* What you will do
Among the lines below, list those containing the string "Mathijsen".

* Exercise materials
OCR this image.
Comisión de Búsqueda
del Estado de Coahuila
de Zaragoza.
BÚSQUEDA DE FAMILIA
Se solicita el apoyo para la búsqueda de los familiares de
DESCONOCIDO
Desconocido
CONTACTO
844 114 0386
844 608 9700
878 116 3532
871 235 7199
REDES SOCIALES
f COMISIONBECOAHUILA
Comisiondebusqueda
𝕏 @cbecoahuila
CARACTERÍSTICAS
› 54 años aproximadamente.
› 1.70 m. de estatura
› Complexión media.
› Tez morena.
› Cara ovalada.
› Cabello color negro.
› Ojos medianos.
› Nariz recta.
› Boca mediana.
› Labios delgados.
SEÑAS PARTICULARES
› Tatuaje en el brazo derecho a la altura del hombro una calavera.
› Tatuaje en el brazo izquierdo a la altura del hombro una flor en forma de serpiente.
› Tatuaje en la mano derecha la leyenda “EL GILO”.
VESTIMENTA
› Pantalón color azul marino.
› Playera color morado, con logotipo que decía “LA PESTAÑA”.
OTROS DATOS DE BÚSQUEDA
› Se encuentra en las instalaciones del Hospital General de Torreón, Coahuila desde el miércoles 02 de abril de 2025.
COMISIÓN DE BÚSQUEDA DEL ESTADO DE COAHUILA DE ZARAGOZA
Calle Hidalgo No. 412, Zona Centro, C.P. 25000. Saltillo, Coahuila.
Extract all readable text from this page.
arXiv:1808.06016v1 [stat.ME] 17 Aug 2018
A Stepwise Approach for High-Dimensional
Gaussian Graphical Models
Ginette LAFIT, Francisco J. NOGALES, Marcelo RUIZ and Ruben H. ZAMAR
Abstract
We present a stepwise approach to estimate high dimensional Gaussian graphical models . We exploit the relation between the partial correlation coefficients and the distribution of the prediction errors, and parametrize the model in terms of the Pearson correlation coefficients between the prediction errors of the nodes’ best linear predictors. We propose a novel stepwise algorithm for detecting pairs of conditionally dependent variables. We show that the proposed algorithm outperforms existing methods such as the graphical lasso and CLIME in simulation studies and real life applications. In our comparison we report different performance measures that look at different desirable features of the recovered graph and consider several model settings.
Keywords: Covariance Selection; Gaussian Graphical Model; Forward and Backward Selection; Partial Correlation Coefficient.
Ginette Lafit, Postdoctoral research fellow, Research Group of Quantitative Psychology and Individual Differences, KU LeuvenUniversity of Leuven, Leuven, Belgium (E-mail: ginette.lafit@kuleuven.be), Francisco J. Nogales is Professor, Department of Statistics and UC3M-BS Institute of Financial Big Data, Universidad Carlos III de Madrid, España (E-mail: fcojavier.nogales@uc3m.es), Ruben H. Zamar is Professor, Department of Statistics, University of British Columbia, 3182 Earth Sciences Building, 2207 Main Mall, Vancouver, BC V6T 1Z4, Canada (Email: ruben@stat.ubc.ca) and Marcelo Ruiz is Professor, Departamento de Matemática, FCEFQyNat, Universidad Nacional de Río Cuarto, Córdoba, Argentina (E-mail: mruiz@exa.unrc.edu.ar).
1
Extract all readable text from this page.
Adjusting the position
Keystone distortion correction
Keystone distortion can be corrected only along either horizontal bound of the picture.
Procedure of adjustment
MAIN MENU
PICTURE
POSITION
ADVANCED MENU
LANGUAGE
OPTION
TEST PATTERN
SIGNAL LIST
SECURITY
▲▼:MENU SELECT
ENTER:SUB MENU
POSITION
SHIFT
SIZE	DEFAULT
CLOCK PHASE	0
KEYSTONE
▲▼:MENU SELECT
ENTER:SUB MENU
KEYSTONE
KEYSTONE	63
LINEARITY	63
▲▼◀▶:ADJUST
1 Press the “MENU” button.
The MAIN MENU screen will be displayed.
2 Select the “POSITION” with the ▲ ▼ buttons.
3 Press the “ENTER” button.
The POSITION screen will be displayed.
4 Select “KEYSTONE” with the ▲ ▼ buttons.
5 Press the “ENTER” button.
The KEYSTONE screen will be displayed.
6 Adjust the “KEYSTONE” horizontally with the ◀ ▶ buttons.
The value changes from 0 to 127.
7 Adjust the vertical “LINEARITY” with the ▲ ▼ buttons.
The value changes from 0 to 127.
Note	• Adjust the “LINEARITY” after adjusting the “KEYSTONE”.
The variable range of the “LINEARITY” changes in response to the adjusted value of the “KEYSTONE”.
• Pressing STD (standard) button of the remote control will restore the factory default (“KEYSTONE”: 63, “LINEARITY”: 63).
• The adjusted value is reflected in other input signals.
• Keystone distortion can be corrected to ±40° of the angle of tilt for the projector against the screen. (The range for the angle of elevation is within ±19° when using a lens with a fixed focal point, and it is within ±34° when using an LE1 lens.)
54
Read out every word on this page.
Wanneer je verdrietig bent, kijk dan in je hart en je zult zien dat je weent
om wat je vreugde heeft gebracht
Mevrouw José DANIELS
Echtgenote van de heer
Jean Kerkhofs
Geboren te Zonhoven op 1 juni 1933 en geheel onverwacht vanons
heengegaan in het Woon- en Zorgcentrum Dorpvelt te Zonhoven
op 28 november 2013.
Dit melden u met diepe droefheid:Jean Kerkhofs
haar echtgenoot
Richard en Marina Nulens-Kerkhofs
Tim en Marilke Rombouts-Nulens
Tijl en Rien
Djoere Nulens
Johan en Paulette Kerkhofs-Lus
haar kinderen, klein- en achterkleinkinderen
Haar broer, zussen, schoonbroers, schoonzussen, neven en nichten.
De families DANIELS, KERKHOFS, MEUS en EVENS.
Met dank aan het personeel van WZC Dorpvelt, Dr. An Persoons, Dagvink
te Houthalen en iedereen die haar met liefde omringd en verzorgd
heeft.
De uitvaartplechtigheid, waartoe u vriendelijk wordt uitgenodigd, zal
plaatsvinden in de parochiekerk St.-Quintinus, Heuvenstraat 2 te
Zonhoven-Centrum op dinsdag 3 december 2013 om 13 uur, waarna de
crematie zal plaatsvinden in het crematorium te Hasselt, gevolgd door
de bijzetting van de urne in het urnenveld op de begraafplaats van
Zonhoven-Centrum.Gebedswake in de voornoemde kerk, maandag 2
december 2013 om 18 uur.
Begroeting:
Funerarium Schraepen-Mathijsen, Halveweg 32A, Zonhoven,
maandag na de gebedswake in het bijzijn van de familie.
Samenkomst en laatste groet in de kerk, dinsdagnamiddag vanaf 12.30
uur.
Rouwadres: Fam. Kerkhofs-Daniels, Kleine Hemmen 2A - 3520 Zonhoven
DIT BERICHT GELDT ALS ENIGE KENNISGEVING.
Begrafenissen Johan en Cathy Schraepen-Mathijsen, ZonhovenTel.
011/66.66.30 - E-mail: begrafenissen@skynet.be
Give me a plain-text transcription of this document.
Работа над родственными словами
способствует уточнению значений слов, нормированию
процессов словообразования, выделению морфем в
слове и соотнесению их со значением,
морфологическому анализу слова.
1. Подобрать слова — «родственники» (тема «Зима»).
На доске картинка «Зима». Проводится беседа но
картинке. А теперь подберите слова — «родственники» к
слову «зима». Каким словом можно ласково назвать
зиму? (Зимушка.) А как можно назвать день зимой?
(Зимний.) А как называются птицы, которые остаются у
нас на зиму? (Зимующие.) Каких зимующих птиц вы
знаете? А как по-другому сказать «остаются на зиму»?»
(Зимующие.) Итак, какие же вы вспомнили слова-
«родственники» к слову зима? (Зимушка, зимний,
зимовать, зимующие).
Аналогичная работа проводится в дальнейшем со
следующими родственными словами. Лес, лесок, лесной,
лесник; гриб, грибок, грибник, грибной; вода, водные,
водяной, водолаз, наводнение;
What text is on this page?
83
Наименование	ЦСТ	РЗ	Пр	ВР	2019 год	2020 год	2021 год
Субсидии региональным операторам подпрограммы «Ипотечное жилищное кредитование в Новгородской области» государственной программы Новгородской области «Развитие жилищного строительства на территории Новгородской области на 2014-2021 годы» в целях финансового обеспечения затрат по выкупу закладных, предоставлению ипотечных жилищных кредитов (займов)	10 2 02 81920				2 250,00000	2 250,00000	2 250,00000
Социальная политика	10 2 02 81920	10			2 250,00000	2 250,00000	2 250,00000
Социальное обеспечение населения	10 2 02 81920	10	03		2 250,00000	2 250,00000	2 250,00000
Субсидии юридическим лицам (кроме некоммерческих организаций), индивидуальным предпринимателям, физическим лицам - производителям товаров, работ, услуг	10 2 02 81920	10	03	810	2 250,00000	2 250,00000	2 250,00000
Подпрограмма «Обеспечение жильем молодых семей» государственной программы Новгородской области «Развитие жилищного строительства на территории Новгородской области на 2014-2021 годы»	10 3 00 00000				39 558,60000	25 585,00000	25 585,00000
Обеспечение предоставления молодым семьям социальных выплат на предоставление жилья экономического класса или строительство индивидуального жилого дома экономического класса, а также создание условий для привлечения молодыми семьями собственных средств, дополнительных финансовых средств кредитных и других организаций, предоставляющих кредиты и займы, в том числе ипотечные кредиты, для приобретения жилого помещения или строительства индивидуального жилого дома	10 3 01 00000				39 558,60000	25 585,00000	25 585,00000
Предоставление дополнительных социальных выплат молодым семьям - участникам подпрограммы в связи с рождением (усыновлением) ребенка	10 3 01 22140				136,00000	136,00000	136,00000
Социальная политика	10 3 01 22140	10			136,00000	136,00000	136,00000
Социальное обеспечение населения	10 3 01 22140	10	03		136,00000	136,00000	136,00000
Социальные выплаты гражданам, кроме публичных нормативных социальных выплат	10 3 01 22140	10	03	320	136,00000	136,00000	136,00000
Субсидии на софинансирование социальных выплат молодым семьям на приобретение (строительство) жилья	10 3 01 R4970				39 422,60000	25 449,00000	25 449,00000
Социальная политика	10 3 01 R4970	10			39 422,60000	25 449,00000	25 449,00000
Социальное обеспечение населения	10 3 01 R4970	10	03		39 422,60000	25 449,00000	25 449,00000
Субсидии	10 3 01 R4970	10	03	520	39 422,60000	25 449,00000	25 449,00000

* Output for this exercise
Funerarium Schraepen-Mathijsen, Halveweg 32A, Zonhoven,
Begrafenissen Johan en Cathy Schraepen-Mathijsen, ZonhovenTel.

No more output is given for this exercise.